== Material for this exercise ==
= Beginning of Section =

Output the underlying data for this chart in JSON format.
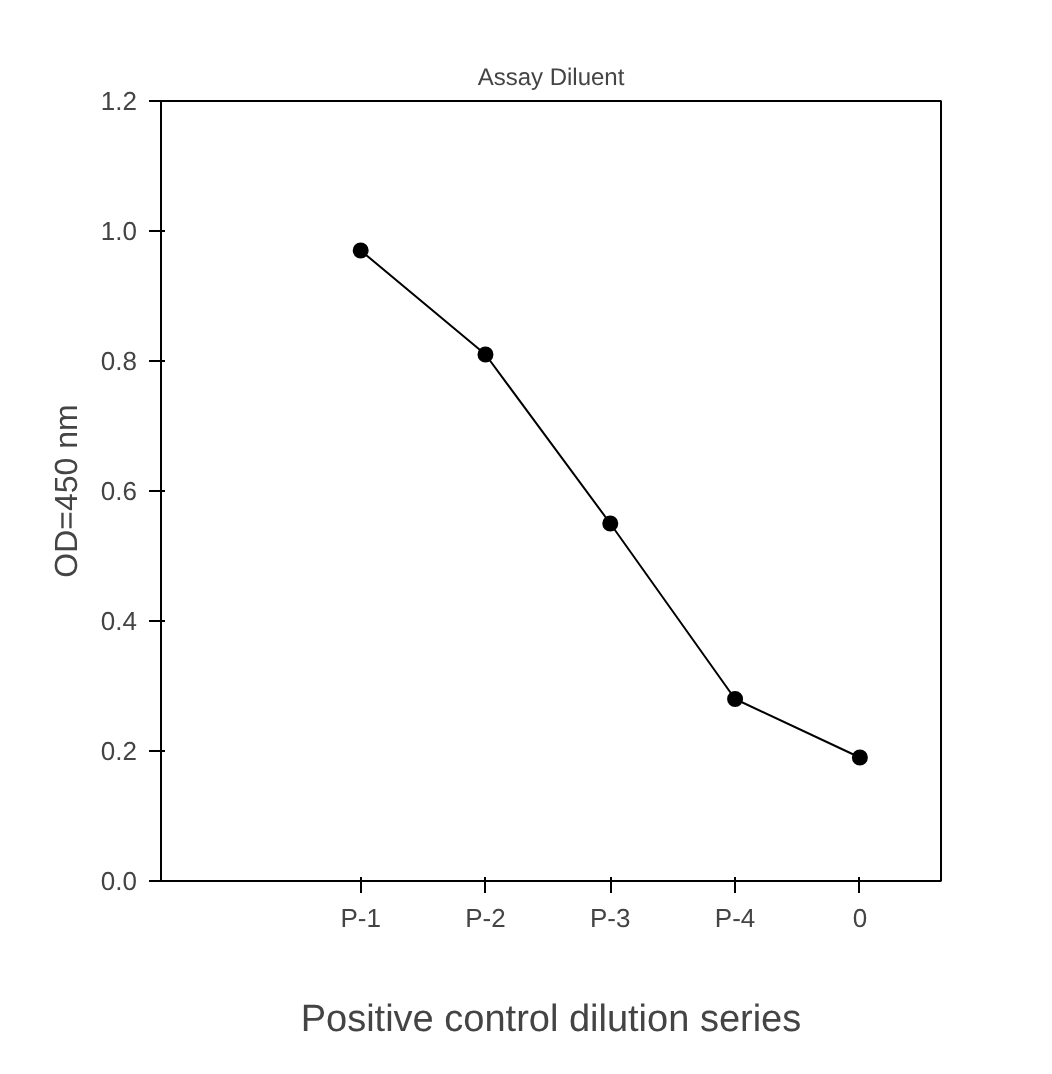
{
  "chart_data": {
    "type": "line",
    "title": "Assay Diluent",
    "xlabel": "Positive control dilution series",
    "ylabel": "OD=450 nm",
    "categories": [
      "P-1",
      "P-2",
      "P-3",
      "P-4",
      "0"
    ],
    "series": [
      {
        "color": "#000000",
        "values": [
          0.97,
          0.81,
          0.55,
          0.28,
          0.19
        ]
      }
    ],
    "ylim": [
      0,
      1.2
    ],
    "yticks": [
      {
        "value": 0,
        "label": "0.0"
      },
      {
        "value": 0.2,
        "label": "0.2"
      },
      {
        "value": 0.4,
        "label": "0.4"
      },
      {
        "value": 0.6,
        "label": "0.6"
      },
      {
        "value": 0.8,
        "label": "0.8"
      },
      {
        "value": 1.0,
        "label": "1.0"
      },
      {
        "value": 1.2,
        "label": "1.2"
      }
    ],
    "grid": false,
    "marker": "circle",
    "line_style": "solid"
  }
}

= End of Section =

== Task prompt ==
Where a picture appears in the listing above, skip it and set down all the rest exactly.

== Response ==
Output the underlying data for this chart in JSON format.
{
  "chart_data": {
    "type": "line",
    "title": "Assay Diluent",
    "xlabel": "Positive control dilution series",
    "ylabel": "OD=450 nm",
    "categories": [
      "P-1",
      "P-2",
      "P-3",
      "P-4",
      "0"
    ],
    "series": [
      {
        "color": "#000000",
        "values": [
          0.97,
          0.81,
          0.55,
          0.28,
          0.19
        ]
      }
    ],
    "ylim": [
      0,
      1.2
    ],
    "yticks": [
      {
        "value": 0,
        "label": "0.0"
      },
      {
        "value": 0.2,
        "label": "0.2"
      },
      {
        "value": 0.4,
        "label": "0.4"
      },
      {
        "value": 0.6,
        "label": "0.6"
      },
      {
        "value": 0.8,
        "label": "0.8"
      },
      {
        "value": 1.0,
        "label": "1.0"
      },
      {
        "value": 1.2,
        "label": "1.2"
      }
    ],
    "grid": false,
    "marker": "circle",
    "line_style": "solid"
  }
}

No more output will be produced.